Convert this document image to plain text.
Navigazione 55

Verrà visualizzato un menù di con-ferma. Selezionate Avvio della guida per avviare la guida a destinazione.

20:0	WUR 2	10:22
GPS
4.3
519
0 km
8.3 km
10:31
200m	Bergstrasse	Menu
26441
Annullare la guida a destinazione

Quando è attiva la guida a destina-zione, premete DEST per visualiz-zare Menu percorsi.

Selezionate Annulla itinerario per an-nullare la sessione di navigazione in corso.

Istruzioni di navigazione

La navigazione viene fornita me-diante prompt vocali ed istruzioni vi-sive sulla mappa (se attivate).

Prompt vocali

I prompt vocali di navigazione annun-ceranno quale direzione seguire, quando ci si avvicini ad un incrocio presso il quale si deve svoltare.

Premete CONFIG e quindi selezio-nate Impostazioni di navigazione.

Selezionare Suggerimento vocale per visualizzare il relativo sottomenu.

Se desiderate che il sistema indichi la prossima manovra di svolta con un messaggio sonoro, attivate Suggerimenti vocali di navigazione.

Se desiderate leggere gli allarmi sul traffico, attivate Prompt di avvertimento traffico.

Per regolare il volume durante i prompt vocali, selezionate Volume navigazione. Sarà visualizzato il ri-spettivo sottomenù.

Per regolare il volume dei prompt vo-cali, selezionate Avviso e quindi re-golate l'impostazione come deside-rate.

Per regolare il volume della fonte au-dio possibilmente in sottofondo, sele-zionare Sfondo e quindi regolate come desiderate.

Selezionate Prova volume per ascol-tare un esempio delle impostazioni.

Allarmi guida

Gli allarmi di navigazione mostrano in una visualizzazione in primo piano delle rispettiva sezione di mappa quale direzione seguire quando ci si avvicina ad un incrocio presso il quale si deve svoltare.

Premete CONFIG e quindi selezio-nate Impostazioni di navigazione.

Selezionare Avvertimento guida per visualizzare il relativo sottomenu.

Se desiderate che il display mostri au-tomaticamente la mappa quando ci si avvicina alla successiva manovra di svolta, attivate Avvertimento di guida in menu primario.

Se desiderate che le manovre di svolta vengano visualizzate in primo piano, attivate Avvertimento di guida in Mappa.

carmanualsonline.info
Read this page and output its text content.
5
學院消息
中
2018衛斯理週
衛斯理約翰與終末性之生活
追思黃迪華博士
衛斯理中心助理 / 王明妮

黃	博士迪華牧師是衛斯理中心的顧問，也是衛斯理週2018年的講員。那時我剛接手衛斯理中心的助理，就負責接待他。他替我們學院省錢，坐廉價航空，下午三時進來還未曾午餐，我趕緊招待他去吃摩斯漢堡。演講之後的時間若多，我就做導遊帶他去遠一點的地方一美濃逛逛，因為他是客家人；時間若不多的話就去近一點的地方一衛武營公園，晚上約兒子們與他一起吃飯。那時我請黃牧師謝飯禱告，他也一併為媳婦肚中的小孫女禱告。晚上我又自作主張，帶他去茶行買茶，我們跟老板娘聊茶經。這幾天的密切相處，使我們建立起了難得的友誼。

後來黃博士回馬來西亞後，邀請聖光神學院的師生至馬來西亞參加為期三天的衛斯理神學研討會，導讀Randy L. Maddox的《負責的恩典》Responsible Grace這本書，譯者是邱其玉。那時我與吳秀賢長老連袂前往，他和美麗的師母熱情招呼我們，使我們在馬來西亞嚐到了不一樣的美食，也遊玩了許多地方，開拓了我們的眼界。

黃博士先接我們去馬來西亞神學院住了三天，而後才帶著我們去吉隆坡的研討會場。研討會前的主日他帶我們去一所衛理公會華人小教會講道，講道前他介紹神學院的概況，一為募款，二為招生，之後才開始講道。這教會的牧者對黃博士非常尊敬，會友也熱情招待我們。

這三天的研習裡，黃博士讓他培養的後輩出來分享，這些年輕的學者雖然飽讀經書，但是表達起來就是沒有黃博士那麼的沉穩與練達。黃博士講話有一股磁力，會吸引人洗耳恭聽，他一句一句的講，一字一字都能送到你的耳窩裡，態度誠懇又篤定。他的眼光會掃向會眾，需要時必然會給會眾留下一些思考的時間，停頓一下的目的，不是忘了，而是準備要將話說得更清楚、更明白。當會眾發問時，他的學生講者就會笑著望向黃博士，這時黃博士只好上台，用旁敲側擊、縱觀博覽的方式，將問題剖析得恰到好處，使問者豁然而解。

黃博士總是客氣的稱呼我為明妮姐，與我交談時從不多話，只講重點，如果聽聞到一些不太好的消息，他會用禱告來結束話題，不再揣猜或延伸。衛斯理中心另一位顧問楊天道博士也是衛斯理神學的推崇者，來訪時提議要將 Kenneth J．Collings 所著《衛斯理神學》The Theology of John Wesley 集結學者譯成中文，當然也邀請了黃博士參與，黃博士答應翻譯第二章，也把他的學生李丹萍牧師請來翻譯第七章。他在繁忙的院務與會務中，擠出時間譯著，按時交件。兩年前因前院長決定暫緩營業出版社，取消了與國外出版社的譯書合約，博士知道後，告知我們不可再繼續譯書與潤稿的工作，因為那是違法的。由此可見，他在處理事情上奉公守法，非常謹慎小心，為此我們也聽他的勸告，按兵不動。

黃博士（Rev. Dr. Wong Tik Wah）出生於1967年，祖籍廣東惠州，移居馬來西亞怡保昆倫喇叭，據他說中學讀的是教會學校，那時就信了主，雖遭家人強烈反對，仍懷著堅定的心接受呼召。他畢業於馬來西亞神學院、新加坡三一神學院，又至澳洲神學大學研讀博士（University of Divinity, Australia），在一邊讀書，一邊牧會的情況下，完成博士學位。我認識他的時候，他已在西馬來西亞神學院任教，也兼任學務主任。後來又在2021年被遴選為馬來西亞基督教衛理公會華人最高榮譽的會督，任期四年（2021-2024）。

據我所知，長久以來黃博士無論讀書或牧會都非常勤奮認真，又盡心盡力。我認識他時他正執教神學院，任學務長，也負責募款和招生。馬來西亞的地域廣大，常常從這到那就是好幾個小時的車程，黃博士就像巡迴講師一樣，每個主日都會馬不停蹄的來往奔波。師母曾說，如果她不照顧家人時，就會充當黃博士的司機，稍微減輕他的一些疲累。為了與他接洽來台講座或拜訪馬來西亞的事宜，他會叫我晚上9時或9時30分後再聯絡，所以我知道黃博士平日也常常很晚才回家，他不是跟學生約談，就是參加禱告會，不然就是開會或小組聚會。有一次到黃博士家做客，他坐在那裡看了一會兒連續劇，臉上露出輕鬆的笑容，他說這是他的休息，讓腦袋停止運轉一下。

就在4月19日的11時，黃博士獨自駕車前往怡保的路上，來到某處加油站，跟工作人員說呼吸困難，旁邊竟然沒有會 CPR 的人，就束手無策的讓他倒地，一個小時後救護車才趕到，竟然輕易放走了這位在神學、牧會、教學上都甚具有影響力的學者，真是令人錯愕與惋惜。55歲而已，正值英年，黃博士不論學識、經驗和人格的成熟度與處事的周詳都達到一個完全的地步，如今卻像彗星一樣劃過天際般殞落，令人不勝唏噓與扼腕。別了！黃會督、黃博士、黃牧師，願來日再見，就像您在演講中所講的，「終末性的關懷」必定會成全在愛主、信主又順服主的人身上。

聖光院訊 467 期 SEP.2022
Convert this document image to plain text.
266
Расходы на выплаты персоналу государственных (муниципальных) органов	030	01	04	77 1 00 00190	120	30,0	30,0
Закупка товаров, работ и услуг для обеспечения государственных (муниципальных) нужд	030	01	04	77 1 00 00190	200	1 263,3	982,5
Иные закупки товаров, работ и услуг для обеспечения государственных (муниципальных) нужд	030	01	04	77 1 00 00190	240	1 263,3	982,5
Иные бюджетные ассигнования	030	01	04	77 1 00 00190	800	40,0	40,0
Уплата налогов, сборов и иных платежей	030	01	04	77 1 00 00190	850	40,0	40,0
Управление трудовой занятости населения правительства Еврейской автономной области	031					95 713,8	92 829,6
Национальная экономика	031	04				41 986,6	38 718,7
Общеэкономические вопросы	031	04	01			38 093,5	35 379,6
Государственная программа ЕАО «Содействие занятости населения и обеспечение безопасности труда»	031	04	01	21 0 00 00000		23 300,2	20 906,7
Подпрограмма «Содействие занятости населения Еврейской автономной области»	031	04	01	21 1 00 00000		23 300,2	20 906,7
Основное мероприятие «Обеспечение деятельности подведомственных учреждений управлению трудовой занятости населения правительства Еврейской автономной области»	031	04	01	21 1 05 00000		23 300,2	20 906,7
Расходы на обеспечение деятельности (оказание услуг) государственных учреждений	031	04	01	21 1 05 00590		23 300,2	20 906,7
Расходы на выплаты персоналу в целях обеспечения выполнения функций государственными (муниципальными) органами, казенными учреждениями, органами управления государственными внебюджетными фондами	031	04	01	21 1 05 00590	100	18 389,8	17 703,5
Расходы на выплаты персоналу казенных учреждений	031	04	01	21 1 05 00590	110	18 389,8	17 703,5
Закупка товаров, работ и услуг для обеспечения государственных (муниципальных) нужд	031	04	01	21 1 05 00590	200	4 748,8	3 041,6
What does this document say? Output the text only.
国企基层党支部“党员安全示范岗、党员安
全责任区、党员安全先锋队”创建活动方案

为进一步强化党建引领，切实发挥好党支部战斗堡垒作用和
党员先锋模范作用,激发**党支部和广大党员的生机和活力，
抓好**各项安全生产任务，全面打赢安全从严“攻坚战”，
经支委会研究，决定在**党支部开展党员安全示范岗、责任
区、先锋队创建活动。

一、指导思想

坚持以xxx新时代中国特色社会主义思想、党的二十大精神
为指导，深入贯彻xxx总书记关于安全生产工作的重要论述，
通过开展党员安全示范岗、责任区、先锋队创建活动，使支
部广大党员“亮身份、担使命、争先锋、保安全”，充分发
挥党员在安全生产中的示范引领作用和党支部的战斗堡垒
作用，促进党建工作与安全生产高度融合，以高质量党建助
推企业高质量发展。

+++++

Problem requirements:
Check each line of the entries above, and show every one holding the word "delle".

Written answer:
Selezionate Prova volume per ascol-tare un esempio delle impostazioni.
Gli allarmi di navigazione mostrano in una visualizzazione in primo piano delle rispettiva sezione di mappa quale direzione seguire quando ci si avvicina ad un incrocio presso il quale si deve svoltare.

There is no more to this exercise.